> _What the exercise asks_
Your task is to copy each line that has the word "اثنان".

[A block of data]
——

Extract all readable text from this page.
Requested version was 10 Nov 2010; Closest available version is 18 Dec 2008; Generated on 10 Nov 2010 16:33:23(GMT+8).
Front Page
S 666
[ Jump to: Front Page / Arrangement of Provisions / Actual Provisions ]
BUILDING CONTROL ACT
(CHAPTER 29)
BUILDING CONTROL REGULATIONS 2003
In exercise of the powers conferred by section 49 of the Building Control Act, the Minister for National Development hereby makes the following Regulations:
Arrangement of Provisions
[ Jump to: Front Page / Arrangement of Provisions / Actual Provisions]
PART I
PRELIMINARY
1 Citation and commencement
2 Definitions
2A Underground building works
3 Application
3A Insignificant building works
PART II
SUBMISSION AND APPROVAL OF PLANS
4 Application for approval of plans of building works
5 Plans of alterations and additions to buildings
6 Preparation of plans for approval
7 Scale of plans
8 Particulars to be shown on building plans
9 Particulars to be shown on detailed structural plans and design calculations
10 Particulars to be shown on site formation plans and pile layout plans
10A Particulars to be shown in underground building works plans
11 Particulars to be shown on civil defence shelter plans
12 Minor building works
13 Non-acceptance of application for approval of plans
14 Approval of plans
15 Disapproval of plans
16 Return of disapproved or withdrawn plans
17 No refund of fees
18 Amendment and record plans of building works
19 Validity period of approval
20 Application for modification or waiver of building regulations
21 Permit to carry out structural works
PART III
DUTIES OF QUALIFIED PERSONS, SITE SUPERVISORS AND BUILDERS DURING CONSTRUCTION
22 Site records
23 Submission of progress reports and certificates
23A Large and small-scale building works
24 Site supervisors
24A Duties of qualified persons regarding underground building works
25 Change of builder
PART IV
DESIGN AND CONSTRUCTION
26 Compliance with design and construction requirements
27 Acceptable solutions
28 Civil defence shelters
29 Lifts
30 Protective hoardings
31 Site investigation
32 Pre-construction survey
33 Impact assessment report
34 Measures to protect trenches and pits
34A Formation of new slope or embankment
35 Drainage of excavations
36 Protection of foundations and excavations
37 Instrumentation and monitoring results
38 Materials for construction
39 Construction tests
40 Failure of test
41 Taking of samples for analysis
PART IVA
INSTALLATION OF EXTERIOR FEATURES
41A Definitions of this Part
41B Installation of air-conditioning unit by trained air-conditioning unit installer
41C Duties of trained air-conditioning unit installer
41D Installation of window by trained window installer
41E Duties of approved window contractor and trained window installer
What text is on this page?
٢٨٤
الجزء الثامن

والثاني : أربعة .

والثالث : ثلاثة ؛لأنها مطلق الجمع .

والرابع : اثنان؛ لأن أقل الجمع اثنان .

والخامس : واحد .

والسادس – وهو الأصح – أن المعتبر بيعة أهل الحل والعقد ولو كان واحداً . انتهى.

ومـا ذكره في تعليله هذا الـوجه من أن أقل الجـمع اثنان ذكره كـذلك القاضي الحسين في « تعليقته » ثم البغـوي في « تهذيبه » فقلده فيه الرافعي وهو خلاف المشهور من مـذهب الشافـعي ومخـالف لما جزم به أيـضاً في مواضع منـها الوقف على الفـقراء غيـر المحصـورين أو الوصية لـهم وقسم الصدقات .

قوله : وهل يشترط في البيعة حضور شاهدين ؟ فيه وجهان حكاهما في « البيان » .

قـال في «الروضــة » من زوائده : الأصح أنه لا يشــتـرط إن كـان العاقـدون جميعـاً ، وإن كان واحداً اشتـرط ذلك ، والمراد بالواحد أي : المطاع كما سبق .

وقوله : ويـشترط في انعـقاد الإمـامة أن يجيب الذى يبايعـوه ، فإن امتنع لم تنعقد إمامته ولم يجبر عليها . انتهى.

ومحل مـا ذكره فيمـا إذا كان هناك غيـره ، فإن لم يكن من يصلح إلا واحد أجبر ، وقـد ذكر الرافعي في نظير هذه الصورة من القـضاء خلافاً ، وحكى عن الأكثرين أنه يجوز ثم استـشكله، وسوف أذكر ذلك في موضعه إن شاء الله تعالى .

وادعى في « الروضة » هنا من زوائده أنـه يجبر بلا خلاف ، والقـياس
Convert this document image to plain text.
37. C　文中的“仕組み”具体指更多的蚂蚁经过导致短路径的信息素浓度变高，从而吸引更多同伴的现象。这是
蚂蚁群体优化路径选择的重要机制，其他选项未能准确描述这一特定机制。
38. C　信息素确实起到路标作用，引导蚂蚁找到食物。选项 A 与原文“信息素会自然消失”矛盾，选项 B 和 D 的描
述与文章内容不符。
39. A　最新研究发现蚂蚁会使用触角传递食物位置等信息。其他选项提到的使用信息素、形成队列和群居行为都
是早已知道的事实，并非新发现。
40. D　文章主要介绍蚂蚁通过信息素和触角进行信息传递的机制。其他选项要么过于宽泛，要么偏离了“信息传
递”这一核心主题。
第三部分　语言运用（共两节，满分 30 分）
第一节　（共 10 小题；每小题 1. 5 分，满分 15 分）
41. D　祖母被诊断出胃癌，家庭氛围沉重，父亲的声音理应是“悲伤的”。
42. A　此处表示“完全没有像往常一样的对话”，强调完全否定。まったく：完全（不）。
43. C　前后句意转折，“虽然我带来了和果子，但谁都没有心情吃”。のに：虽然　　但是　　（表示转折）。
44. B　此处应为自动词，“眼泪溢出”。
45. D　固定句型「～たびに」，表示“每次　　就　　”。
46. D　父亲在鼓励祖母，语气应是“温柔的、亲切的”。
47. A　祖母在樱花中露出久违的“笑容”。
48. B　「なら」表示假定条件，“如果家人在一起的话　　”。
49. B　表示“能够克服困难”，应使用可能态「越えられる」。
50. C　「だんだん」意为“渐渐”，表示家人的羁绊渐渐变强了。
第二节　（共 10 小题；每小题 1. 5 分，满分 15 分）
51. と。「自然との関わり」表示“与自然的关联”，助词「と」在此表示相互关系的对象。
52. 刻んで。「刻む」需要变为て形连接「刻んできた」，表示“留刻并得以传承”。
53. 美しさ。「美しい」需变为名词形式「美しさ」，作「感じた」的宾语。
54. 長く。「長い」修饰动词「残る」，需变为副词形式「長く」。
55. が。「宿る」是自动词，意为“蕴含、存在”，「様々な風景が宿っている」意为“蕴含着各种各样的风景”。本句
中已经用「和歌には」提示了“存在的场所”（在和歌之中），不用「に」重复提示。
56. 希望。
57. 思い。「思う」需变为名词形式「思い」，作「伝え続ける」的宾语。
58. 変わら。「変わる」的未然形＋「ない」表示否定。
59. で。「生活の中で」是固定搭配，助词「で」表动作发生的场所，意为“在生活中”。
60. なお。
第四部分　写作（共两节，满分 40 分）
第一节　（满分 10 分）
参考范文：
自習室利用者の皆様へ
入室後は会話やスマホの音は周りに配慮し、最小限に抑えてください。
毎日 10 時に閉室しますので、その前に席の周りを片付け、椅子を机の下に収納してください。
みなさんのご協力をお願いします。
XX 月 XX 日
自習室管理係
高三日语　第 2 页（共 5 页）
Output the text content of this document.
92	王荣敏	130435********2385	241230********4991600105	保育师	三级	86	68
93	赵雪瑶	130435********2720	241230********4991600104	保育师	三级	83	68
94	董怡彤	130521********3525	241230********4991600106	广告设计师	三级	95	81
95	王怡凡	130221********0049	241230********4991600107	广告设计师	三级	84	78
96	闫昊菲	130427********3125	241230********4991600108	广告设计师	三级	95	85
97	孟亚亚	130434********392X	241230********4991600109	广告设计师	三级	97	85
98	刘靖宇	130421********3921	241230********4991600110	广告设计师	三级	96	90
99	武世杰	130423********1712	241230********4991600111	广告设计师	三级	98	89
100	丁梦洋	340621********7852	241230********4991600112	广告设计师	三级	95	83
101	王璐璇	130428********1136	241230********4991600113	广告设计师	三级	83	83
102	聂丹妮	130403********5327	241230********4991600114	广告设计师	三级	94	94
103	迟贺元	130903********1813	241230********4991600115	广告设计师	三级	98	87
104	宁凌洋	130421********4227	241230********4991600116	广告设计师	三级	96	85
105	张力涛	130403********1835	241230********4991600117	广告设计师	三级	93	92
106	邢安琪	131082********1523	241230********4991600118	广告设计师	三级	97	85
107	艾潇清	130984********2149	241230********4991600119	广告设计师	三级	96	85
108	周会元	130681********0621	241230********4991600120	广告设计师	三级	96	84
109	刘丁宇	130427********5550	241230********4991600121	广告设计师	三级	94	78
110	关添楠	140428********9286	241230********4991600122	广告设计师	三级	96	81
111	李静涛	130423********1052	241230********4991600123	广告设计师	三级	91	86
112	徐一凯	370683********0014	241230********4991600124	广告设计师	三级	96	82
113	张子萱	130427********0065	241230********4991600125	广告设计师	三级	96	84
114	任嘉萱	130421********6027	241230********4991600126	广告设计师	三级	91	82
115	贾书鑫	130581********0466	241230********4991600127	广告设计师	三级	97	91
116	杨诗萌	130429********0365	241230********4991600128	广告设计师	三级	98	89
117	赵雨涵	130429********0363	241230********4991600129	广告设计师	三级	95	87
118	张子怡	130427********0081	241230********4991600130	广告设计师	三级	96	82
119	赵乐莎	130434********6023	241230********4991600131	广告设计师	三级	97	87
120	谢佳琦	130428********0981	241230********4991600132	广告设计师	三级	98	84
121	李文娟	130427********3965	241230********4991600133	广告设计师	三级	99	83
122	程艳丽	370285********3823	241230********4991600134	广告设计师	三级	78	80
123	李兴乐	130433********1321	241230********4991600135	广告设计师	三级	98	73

——

> _Response to this task_
والرابع : اثنان؛ لأن أقل الجمع اثنان .
ومـا ذكره في تعليله هذا الـوجه من أن أقل الجـمع اثنان ذكره كـذلك القاضي الحسين في « تعليقته » ثم البغـوي في « تهذيبه » فقلده فيه الرافعي وهو خلاف المشهور من مـذهب الشافـعي ومخـالف لما جزم به أيـضاً في مواضع منـها الوقف على الفـقراء غيـر المحصـورين أو الوصية لـهم وقسم الصدقات .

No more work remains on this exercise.